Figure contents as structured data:

┌────────

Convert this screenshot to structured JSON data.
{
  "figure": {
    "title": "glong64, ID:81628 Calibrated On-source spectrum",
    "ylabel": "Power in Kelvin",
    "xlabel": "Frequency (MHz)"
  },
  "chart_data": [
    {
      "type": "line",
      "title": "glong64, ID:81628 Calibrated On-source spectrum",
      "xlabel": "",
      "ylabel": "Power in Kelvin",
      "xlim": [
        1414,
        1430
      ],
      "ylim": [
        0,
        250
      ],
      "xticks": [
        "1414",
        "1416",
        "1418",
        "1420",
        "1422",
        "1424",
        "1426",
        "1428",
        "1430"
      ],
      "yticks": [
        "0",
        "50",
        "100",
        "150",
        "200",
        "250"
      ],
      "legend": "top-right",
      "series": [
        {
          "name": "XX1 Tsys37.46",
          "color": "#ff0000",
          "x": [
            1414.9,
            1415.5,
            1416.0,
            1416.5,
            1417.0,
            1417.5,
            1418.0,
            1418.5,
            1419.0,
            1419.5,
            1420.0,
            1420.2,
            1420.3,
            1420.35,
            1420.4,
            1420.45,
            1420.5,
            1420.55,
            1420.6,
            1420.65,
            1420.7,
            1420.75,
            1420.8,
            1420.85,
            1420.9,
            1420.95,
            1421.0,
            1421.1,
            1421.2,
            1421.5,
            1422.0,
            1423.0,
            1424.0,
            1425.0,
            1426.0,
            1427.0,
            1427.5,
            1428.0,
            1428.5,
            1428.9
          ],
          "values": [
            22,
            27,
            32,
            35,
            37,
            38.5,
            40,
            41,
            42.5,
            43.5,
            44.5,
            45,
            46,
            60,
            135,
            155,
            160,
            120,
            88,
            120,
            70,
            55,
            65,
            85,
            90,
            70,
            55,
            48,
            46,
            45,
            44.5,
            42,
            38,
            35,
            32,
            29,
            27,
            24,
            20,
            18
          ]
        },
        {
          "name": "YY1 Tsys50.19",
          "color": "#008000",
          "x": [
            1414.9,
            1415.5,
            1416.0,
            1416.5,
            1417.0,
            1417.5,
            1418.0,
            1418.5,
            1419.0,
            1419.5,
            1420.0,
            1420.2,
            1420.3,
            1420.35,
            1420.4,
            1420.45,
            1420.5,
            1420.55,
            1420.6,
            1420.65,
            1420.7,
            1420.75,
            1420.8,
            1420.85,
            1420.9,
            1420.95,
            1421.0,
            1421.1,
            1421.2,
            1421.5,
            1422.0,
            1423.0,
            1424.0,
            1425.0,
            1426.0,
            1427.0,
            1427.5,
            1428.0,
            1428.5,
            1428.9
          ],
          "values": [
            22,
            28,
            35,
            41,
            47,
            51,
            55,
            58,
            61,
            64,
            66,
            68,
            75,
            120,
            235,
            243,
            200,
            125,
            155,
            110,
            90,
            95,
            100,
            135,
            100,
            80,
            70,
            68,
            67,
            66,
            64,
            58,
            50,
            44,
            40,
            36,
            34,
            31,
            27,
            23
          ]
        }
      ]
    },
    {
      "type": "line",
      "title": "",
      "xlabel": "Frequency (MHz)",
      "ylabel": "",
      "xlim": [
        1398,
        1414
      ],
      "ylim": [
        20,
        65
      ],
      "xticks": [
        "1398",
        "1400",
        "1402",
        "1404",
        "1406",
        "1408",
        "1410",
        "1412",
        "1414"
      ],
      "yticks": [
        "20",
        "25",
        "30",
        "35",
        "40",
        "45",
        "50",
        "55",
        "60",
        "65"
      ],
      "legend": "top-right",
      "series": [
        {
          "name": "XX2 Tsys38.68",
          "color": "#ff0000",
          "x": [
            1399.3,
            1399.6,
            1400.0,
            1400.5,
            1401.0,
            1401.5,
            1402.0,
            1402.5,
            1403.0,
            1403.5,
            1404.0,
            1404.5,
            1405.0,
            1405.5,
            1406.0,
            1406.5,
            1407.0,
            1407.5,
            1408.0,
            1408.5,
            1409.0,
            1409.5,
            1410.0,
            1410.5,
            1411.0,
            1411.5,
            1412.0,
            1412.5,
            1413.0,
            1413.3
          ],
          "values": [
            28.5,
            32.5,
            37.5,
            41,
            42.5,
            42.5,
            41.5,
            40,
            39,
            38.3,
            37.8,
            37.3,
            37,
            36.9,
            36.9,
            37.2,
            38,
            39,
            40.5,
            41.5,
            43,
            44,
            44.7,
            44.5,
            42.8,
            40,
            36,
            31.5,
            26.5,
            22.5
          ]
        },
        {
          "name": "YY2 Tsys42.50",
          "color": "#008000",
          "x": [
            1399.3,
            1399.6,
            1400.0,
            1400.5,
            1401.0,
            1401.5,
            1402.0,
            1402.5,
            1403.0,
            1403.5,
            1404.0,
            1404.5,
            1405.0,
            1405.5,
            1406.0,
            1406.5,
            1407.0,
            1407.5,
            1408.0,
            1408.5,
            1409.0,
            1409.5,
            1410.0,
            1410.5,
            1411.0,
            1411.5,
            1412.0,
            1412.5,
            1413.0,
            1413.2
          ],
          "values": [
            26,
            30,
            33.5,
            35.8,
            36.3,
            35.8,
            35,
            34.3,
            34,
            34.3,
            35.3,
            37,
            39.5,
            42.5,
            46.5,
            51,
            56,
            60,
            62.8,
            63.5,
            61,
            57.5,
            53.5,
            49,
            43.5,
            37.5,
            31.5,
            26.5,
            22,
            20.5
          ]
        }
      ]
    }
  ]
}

└────────

Pull every line containing the word "Power" out of the material.

» Result for this exercise:
    "ylabel": "Power in Kelvin",
      "ylabel": "Power in Kelvin",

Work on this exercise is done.